What this task involves
Give every line below again, exactly.

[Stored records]
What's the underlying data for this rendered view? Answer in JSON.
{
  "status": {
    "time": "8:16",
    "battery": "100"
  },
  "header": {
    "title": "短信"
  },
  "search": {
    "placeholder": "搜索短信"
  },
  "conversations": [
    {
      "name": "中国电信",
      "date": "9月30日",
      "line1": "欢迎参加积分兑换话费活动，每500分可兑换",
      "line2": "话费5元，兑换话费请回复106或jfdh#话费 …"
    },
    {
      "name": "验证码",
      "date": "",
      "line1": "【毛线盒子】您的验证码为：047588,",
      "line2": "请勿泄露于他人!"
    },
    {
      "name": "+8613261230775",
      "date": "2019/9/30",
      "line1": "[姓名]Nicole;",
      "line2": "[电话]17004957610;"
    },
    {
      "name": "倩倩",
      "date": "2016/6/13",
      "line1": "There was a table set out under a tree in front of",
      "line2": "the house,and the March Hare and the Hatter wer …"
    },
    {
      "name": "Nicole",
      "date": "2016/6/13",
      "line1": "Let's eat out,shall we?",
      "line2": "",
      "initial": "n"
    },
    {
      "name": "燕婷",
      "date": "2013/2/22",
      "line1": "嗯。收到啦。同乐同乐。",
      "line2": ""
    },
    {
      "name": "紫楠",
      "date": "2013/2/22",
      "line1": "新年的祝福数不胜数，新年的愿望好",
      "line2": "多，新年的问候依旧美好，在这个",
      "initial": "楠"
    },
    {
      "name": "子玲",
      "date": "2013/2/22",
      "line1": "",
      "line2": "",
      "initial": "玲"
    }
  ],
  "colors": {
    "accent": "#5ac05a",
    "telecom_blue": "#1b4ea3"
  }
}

Solution to the problem
What's the underlying data for this rendered view? Answer in JSON.
{
  "status": {
    "time": "8:16",
    "battery": "100"
  },
  "header": {
    "title": "短信"
  },
  "search": {
    "placeholder": "搜索短信"
  },
  "conversations": [
    {
      "name": "中国电信",
      "date": "9月30日",
      "line1": "欢迎参加积分兑换话费活动，每500分可兑换",
      "line2": "话费5元，兑换话费请回复106或jfdh#话费 …"
    },
    {
      "name": "验证码",
      "date": "",
      "line1": "【毛线盒子】您的验证码为：047588,",
      "line2": "请勿泄露于他人!"
    },
    {
      "name": "+8613261230775",
      "date": "2019/9/30",
      "line1": "[姓名]Nicole;",
      "line2": "[电话]17004957610;"
    },
    {
      "name": "倩倩",
      "date": "2016/6/13",
      "line1": "There was a table set out under a tree in front of",
      "line2": "the house,and the March Hare and the Hatter wer …"
    },
    {
      "name": "Nicole",
      "date": "2016/6/13",
      "line1": "Let's eat out,shall we?",
      "line2": "",
      "initial": "n"
    },
    {
      "name": "燕婷",
      "date": "2013/2/22",
      "line1": "嗯。收到啦。同乐同乐。",
      "line2": ""
    },
    {
      "name": "紫楠",
      "date": "2013/2/22",
      "line1": "新年的祝福数不胜数，新年的愿望好",
      "line2": "多，新年的问候依旧美好，在这个",
      "initial": "楠"
    },
    {
      "name": "子玲",
      "date": "2013/2/22",
      "line1": "",
      "line2": "",
      "initial": "玲"
    }
  ],
  "colors": {
    "accent": "#5ac05a",
    "telecom_blue": "#1b4ea3"
  }
}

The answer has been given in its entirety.